Transcribe the listing verbatim. Do not carry over any pictures.

[Recorded data]
* begin *
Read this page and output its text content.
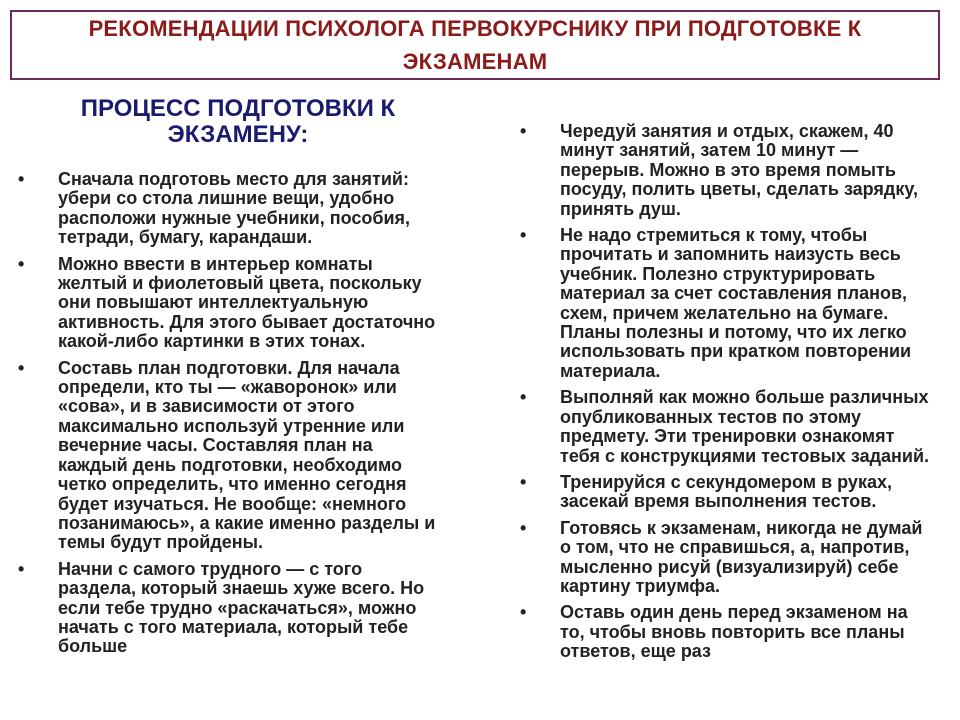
РЕКОМЕНДАЦИИ ПСИХОЛОГА ПЕРВОКУРСНИКУ ПРИ ПОДГОТОВКЕ К ЭКЗАМЕНАМ
ПРОЦЕСС ПОДГОТОВКИ К ЭКЗАМЕНУ:
• Сначала подготовь место для занятий: убери со стола лишние вещи, удобно расположи нужные учебники, пособия, тетради, бумагу, карандаши.
• Можно ввести в интерьер комнаты желтый и фиолетовый цвета, поскольку они повышают интеллектуальную активность. Для этого бывает достаточно какой-либо картинки в этих тонах.
• Составь план подготовки. Для начала определи, кто ты — «жаворонок» или «сова», и в зависимости от этого максимально используй утренние или вечерние часы. Составляя план на каждый день подготовки, необходимо четко определить, что именно сегодня будет изучаться. Не вообще: «немного позанимаюсь», а какие именно разделы и темы будут пройдены.
• Начни с самого трудного — с того раздела, который знаешь хуже всего. Но если тебе трудно «раскачаться», можно начать с того материала, который тебе больше
• Чередуй занятия и отдых, скажем, 40 минут занятий, затем 10 минут — перерыв. Можно в это время помыть посуду, полить цветы, сделать зарядку, принять душ.
• Не надо стремиться к тому, чтобы прочитать и запомнить наизусть весь учебник. Полезно структурировать материал за счет составления планов, схем, причем желательно на бумаге. Планы полезны и потому, что их легко использовать при кратком повторении материала.
• Выполняй как можно больше различных опубликованных тестов по этому предмету. Эти тренировки ознакомят тебя с конструкциями тестовых заданий.
• Тренируйся с секундомером в руках, засекай время выполнения тестов.
• Готовясь к экзаменам, никогда не думай о том, что не справишься, а, напротив, мысленно рисуй (визуализируй) себе картину триумфа.
• Оставь один день перед экзаменом на то, чтобы вновь повторить все планы ответов, еще раз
* end *
Result of the exercise:
Read this page and output its text content.
РЕКОМЕНДАЦИИ ПСИХОЛОГА ПЕРВОКУРСНИКУ ПРИ ПОДГОТОВКЕ К ЭКЗАМЕНАМ
ПРОЦЕСС ПОДГОТОВКИ К ЭКЗАМЕНУ:
• Сначала подготовь место для занятий: убери со стола лишние вещи, удобно расположи нужные учебники, пособия, тетради, бумагу, карандаши.
• Можно ввести в интерьер комнаты желтый и фиолетовый цвета, поскольку они повышают интеллектуальную активность. Для этого бывает достаточно какой-либо картинки в этих тонах.
• Составь план подготовки. Для начала определи, кто ты — «жаворонок» или «сова», и в зависимости от этого максимально используй утренние или вечерние часы. Составляя план на каждый день подготовки, необходимо четко определить, что именно сегодня будет изучаться. Не вообще: «немного позанимаюсь», а какие именно разделы и темы будут пройдены.
• Начни с самого трудного — с того раздела, который знаешь хуже всего. Но если тебе трудно «раскачаться», можно начать с того материала, который тебе больше
• Чередуй занятия и отдых, скажем, 40 минут занятий, затем 10 минут — перерыв. Можно в это время помыть посуду, полить цветы, сделать зарядку, принять душ.
• Не надо стремиться к тому, чтобы прочитать и запомнить наизусть весь учебник. Полезно структурировать материал за счет составления планов, схем, причем желательно на бумаге. Планы полезны и потому, что их легко использовать при кратком повторении материала.
• Выполняй как можно больше различных опубликованных тестов по этому предмету. Эти тренировки ознакомят тебя с конструкциями тестовых заданий.
• Тренируйся с секундомером в руках, засекай время выполнения тестов.
• Готовясь к экзаменам, никогда не думай о том, что не справишься, а, напротив, мысленно рисуй (визуализируй) себе картину триумфа.
• Оставь один день перед экзаменом на то, чтобы вновь повторить все планы ответов, еще раз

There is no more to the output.